* Begin *
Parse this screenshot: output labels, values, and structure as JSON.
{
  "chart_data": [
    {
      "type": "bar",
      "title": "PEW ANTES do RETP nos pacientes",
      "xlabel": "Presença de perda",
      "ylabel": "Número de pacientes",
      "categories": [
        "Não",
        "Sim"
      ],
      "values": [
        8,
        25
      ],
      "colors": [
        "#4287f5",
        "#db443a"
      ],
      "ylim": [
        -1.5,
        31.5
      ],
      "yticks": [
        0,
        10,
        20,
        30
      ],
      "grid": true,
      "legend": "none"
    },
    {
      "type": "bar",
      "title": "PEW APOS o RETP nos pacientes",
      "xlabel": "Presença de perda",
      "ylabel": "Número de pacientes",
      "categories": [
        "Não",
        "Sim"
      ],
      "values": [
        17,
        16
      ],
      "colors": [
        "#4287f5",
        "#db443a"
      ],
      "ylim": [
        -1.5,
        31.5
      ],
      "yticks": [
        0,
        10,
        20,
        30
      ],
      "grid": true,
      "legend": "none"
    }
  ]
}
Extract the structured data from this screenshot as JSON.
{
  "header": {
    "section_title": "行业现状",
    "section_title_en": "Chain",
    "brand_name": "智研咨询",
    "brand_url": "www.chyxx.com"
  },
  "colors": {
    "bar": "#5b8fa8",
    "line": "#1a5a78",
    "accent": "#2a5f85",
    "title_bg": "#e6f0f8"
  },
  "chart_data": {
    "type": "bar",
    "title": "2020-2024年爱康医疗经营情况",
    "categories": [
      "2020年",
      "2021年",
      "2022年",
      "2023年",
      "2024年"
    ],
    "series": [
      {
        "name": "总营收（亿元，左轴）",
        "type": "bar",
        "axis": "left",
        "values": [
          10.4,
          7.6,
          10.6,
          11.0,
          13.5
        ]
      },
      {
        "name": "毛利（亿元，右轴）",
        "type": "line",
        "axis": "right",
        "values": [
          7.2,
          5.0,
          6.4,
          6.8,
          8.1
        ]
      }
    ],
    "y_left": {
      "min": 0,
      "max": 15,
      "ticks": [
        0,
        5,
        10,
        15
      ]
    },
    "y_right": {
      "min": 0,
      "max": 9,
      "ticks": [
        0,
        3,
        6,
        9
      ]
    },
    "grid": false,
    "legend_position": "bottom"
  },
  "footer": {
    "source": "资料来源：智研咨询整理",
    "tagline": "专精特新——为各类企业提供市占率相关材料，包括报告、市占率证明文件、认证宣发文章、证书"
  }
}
* End *
#### [Written problem]
All of the data needs to be printed once more, exactly.

#### [Answer to the exercise]
Parse this screenshot: output labels, values, and structure as JSON.
{
  "chart_data": [
    {
      "type": "bar",
      "title": "PEW ANTES do RETP nos pacientes",
      "xlabel": "Presença de perda",
      "ylabel": "Número de pacientes",
      "categories": [
        "Não",
        "Sim"
      ],
      "values": [
        8,
        25
      ],
      "colors": [
        "#4287f5",
        "#db443a"
      ],
      "ylim": [
        -1.5,
        31.5
      ],
      "yticks": [
        0,
        10,
        20,
        30
      ],
      "grid": true,
      "legend": "none"
    },
    {
      "type": "bar",
      "title": "PEW APOS o RETP nos pacientes",
      "xlabel": "Presença de perda",
      "ylabel": "Número de pacientes",
      "categories": [
        "Não",
        "Sim"
      ],
      "values": [
        17,
        16
      ],
      "colors": [
        "#4287f5",
        "#db443a"
      ],
      "ylim": [
        -1.5,
        31.5
      ],
      "yticks": [
        0,
        10,
        20,
        30
      ],
      "grid": true,
      "legend": "none"
    }
  ]
}
Extract the structured data from this screenshot as JSON.
{
  "header": {
    "section_title": "行业现状",
    "section_title_en": "Chain",
    "brand_name": "智研咨询",
    "brand_url": "www.chyxx.com"
  },
  "colors": {
    "bar": "#5b8fa8",
    "line": "#1a5a78",
    "accent": "#2a5f85",
    "title_bg": "#e6f0f8"
  },
  "chart_data": {
    "type": "bar",
    "title": "2020-2024年爱康医疗经营情况",
    "categories": [
      "2020年",
      "2021年",
      "2022年",
      "2023年",
      "2024年"
    ],
    "series": [
      {
        "name": "总营收（亿元，左轴）",
        "type": "bar",
        "axis": "left",
        "values": [
          10.4,
          7.6,
          10.6,
          11.0,
          13.5
        ]
      },
      {
        "name": "毛利（亿元，右轴）",
        "type": "line",
        "axis": "right",
        "values": [
          7.2,
          5.0,
          6.4,
          6.8,
          8.1
        ]
      }
    ],
    "y_left": {
      "min": 0,
      "max": 15,
      "ticks": [
        0,
        5,
        10,
        15
      ]
    },
    "y_right": {
      "min": 0,
      "max": 9,
      "ticks": [
        0,
        3,
        6,
        9
      ]
    },
    "grid": false,
    "legend_position": "bottom"
  },
  "footer": {
    "source": "资料来源：智研咨询整理",
    "tagline": "专精特新——为各类企业提供市占率相关材料，包括报告、市占率证明文件、认证宣发文章、证书"
  }
}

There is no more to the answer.